**EXERCISE:** Pictures do not belong in the copy. Return all of the entries exactly.

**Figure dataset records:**
+++
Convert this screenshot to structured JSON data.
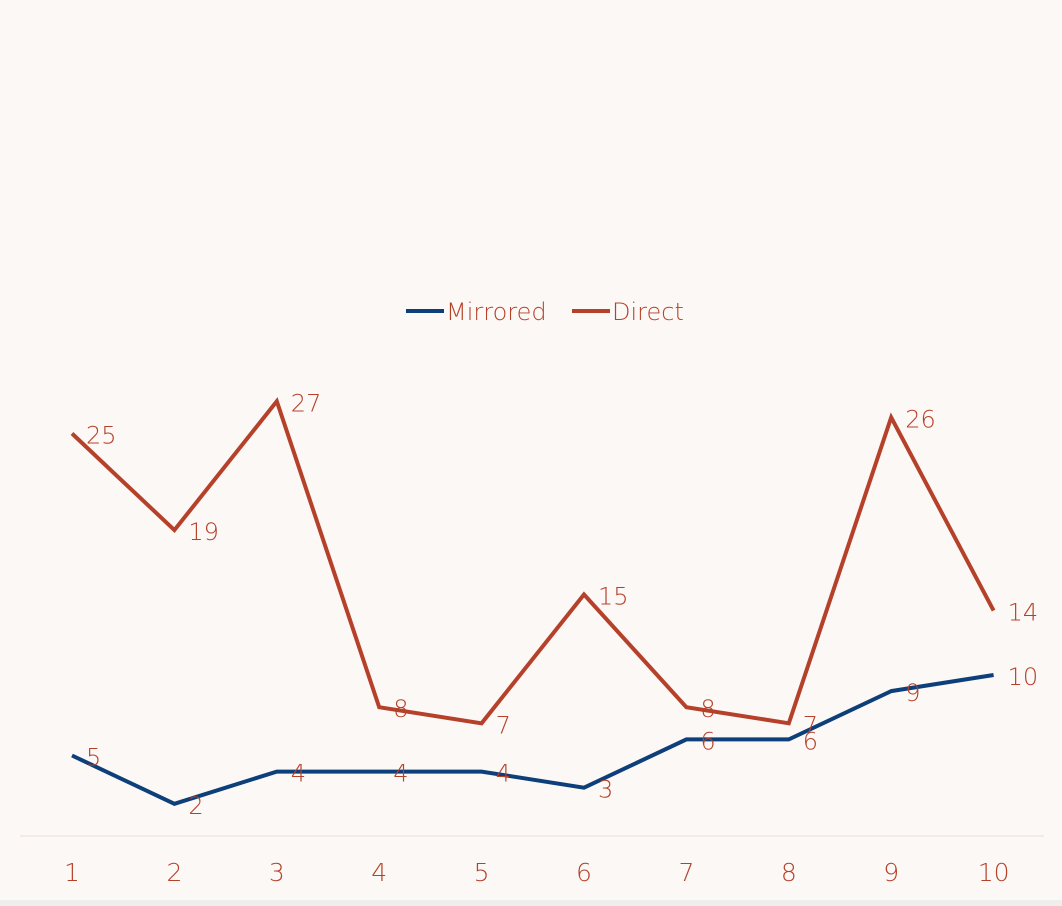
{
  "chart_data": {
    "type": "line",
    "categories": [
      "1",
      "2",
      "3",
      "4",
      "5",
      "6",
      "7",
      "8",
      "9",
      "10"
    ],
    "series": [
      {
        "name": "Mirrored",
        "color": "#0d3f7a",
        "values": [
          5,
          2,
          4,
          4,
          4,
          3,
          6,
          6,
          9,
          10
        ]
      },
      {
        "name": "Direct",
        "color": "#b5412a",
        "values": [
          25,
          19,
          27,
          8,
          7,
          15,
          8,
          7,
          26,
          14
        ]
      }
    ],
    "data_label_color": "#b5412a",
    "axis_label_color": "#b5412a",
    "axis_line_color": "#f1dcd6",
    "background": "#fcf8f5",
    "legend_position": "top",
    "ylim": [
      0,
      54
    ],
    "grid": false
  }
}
+++
**SOLUTION TO THIS EXERCISE:**
Convert this screenshot to structured JSON data.
{
  "chart_data": {
    "type": "line",
    "categories": [
      "1",
      "2",
      "3",
      "4",
      "5",
      "6",
      "7",
      "8",
      "9",
      "10"
    ],
    "series": [
      {
        "name": "Mirrored",
        "color": "#0d3f7a",
        "values": [
          5,
          2,
          4,
          4,
          4,
          3,
          6,
          6,
          9,
          10
        ]
      },
      {
        "name": "Direct",
        "color": "#b5412a",
        "values": [
          25,
          19,
          27,
          8,
          7,
          15,
          8,
          7,
          26,
          14
        ]
      }
    ],
    "data_label_color": "#b5412a",
    "axis_label_color": "#b5412a",
    "axis_line_color": "#f1dcd6",
    "background": "#fcf8f5",
    "legend_position": "top",
    "ylim": [
      0,
      54
    ],
    "grid": false
  }
}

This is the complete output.